* Stated exercise:
Write out the data below exactly as given, without any of its pictures.
※
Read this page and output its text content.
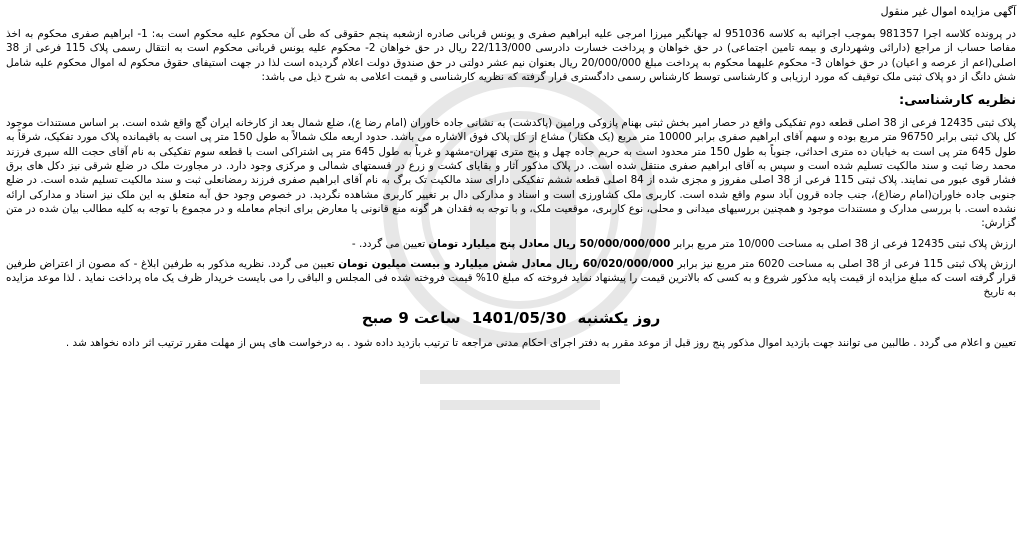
آگهی مزایده اموال غیر منقول

در پرونده کلاسه اجرا 981357 بموجب اجرائیه به کلاسه 951036 له جهانگیر میرزا امرجی علیه ابراهیم صفری و یونس قربانی صادره ازشعبه پنجم حقوقی که طی آن محکوم علیه محکوم است به: 1- ابراهیم صفری محکوم به اخذ مفاصا حساب از مراجع (دارائی وشهرداری و بیمه تامین اجتماعی) در حق خواهان و پرداخت خسارت دادرسی 22/113/000 ریال در حق خواهان 2- محکوم علیه یونس قربانی محکوم است به انتقال رسمی پلاک 115 فرعی از 38 اصلی(اعم از عرصه و اعیان) در حق خواهان 3- محکوم علیهما محکوم به پرداخت مبلغ 20/000/000 ریال بعنوان نیم عشر دولتی در حق صندوق دولت اعلام گردیده است لذا در جهت استیفای حقوق محکوم له اموال محکوم علیه شامل شش دانگ از دو پلاک ثبتی ملک توقیف که مورد ارزیابی و کارشناسی توسط کارشناس رسمی دادگستری قرار گرفته که نظریه کارشناسی و قیمت اعلامی به شرح ذیل می باشد:

نظریه کارشناسی:

پلاک ثبتی 12435 فرعی از 38 اصلی قطعه دوم تفکیکی واقع در حصار امیر بخش ثبتی بهنام پازوکی ورامین (پاکدشت) به نشانی جاده خاوران (امام رضا ع)، ضلع شمال بعد از کارخانه ایران گچ واقع شده است. بر اساس مستندات موجود کل پلاک ثبتی برابر 96750 متر مربع بوده و سهم آقای ابراهیم صفری برابر 10000 متر مربع (یک هکتار) مشاع از کل پلاک فوق الاشاره می باشد. حدود اربعه ملک شمالاً به طول 150 متر پی است به باقیمانده پلاک مورد تفکیک، شرقاً به طول 645 متر پی است به خیابان ده متری احداثی، جنوباً به طول 150 متر محدود است به حریم جاده چهل و پنج متری تهران-مشهد و غرباً به طول 645 متر پی اشتراکی است با قطعه سوم تفکیکی به نام آقای حجت الله سیری فرزند محمد رضا ثبت و سند مالکیت تسلیم شده است و سپس به آقای ابراهیم صفری منتقل شده است. در پلاک مذکور آثار و بقایای کشت و زرع در قسمتهای شمالی و مرکزی وجود دارد. در مجاورت ملک در ضلع شرقی نیز دکل های برق فشار قوی عبور می نمایند. پلاک ثبتی 115 فرعی از 38 اصلی مفروز و مجزی شده از 84 اصلی قطعه ششم تفکیکی دارای سند مالکیت تک برگ به نام آقای ابراهیم صفری فرزند رمضانعلی ثبت و سند مالکیت تسلیم شده است. در ضلع جنوبی جاده خاوران(امام رضا(ع)، جنب جاده قرون آباد سوم واقع شده است. کاربری ملک کشاورزی است و اسناد و مدارکی دال بر تغییر کاربری مشاهده نگردید. در خصوص وجود حق آبه متعلق به این ملک نیز اسناد و مدارکی ارائه نشده است. با بررسی مدارک و مستندات موجود و همچنین بررسیهای میدانی و محلی، نوع کاربری، موقعیت ملک، و با توجه به فقدان هر گونه منع قانونی یا معارض برای انجام معامله و در مجموع با توجه به کلیه مطالب بیان شده در متن گزارش:

ارزش پلاک ثبتی 12435 فرعی از 38 اصلی به مساحت 10/000 متر مربع برابر 50/000/000/000 ریال معادل پنج میلیارد تومان تعیین می گردد. -

ارزش پلاک ثبتی 115 فرعی از 38 اصلی به مساحت 6020 متر مربع نیز برابر 60/020/000/000 ریال معادل شش میلیارد و بیست میلیون تومان تعیین می گردد. نظریه مذکور به طرفین ابلاغ - که مصون از اعتراض طرفین قرار گرفته است که مبلغ مزایده از قیمت پایه مذکور شروع و به کسی که بالاترین قیمت را پیشنهاد نماید فروخته که مبلغ 10% قیمت فروخته شده فی المجلس و الباقی را می بایست خریدار ظرف یک ماه پرداخت نماید . لذا موعد مزایده به تاریخ

روز یکشنبه 1401/05/30 ساعت 9 صبح

تعیین و اعلام می گردد . طالبین می توانند جهت بازدید اموال مذکور پنج روز قبل از موعد مقرر به دفتر اجرای احکام مدنی مراجعه تا ترتیب بازدید داده شود . به درخواست های پس از مهلت مقرر ترتیب اثر داده نخواهد شد .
※
* Solution:
Read this page and output its text content.
آگهی مزایده اموال غیر منقول

در پرونده کلاسه اجرا 981357 بموجب اجرائیه به کلاسه 951036 له جهانگیر میرزا امرجی علیه ابراهیم صفری و یونس قربانی صادره ازشعبه پنجم حقوقی که طی آن محکوم علیه محکوم است به: 1- ابراهیم صفری محکوم به اخذ مفاصا حساب از مراجع (دارائی وشهرداری و بیمه تامین اجتماعی) در حق خواهان و پرداخت خسارت دادرسی 22/113/000 ریال در حق خواهان 2- محکوم علیه یونس قربانی محکوم است به انتقال رسمی پلاک 115 فرعی از 38 اصلی(اعم از عرصه و اعیان) در حق خواهان 3- محکوم علیهما محکوم به پرداخت مبلغ 20/000/000 ریال بعنوان نیم عشر دولتی در حق صندوق دولت اعلام گردیده است لذا در جهت استیفای حقوق محکوم له اموال محکوم علیه شامل شش دانگ از دو پلاک ثبتی ملک توقیف که مورد ارزیابی و کارشناسی توسط کارشناس رسمی دادگستری قرار گرفته که نظریه کارشناسی و قیمت اعلامی به شرح ذیل می باشد:

نظریه کارشناسی:

پلاک ثبتی 12435 فرعی از 38 اصلی قطعه دوم تفکیکی واقع در حصار امیر بخش ثبتی بهنام پازوکی ورامین (پاکدشت) به نشانی جاده خاوران (امام رضا ع)، ضلع شمال بعد از کارخانه ایران گچ واقع شده است. بر اساس مستندات موجود کل پلاک ثبتی برابر 96750 متر مربع بوده و سهم آقای ابراهیم صفری برابر 10000 متر مربع (یک هکتار) مشاع از کل پلاک فوق الاشاره می باشد. حدود اربعه ملک شمالاً به طول 150 متر پی است به باقیمانده پلاک مورد تفکیک، شرقاً به طول 645 متر پی است به خیابان ده متری احداثی، جنوباً به طول 150 متر محدود است به حریم جاده چهل و پنج متری تهران-مشهد و غرباً به طول 645 متر پی اشتراکی است با قطعه سوم تفکیکی به نام آقای حجت الله سیری فرزند محمد رضا ثبت و سند مالکیت تسلیم شده است و سپس به آقای ابراهیم صفری منتقل شده است. در پلاک مذکور آثار و بقایای کشت و زرع در قسمتهای شمالی و مرکزی وجود دارد. در مجاورت ملک در ضلع شرقی نیز دکل های برق فشار قوی عبور می نمایند. پلاک ثبتی 115 فرعی از 38 اصلی مفروز و مجزی شده از 84 اصلی قطعه ششم تفکیکی دارای سند مالکیت تک برگ به نام آقای ابراهیم صفری فرزند رمضانعلی ثبت و سند مالکیت تسلیم شده است. در ضلع جنوبی جاده خاوران(امام رضا(ع)، جنب جاده قرون آباد سوم واقع شده است. کاربری ملک کشاورزی است و اسناد و مدارکی دال بر تغییر کاربری مشاهده نگردید. در خصوص وجود حق آبه متعلق به این ملک نیز اسناد و مدارکی ارائه نشده است. با بررسی مدارک و مستندات موجود و همچنین بررسیهای میدانی و محلی، نوع کاربری، موقعیت ملک، و با توجه به فقدان هر گونه منع قانونی یا معارض برای انجام معامله و در مجموع با توجه به کلیه مطالب بیان شده در متن گزارش:

ارزش پلاک ثبتی 12435 فرعی از 38 اصلی به مساحت 10/000 متر مربع برابر 50/000/000/000 ریال معادل پنج میلیارد تومان تعیین می گردد. -

ارزش پلاک ثبتی 115 فرعی از 38 اصلی به مساحت 6020 متر مربع نیز برابر 60/020/000/000 ریال معادل شش میلیارد و بیست میلیون تومان تعیین می گردد. نظریه مذکور به طرفین ابلاغ - که مصون از اعتراض طرفین قرار گرفته است که مبلغ مزایده از قیمت پایه مذکور شروع و به کسی که بالاترین قیمت را پیشنهاد نماید فروخته که مبلغ 10% قیمت فروخته شده فی المجلس و الباقی را می بایست خریدار ظرف یک ماه پرداخت نماید . لذا موعد مزایده به تاریخ

روز یکشنبه 1401/05/30 ساعت 9 صبح

تعیین و اعلام می گردد . طالبین می توانند جهت بازدید اموال مذکور پنج روز قبل از موعد مقرر به دفتر اجرای احکام مدنی مراجعه تا ترتیب بازدید داده شود . به درخواست های پس از مهلت مقرر ترتیب اثر داده نخواهد شد .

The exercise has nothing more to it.